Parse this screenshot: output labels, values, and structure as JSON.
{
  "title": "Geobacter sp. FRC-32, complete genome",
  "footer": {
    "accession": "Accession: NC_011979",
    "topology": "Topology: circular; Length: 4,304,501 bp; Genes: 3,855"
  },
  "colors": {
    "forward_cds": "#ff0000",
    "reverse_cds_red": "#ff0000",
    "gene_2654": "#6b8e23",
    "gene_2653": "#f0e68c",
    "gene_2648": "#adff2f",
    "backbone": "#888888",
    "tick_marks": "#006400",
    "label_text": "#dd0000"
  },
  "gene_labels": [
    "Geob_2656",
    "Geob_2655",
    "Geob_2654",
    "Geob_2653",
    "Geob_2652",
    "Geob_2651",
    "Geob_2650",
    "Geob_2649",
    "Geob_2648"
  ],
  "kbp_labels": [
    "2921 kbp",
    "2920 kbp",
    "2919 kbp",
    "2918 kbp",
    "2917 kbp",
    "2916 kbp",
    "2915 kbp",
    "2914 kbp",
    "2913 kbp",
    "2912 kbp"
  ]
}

※

• _TASK DESCRIPTION_:
Please restate the material above, word for word and in full.

• _EXPECTED ANSWER_:
Parse this screenshot: output labels, values, and structure as JSON.
{
  "title": "Geobacter sp. FRC-32, complete genome",
  "footer": {
    "accession": "Accession: NC_011979",
    "topology": "Topology: circular; Length: 4,304,501 bp; Genes: 3,855"
  },
  "colors": {
    "forward_cds": "#ff0000",
    "reverse_cds_red": "#ff0000",
    "gene_2654": "#6b8e23",
    "gene_2653": "#f0e68c",
    "gene_2648": "#adff2f",
    "backbone": "#888888",
    "tick_marks": "#006400",
    "label_text": "#dd0000"
  },
  "gene_labels": [
    "Geob_2656",
    "Geob_2655",
    "Geob_2654",
    "Geob_2653",
    "Geob_2652",
    "Geob_2651",
    "Geob_2650",
    "Geob_2649",
    "Geob_2648"
  ],
  "kbp_labels": [
    "2921 kbp",
    "2920 kbp",
    "2919 kbp",
    "2918 kbp",
    "2917 kbp",
    "2916 kbp",
    "2915 kbp",
    "2914 kbp",
    "2913 kbp",
    "2912 kbp"
  ]
}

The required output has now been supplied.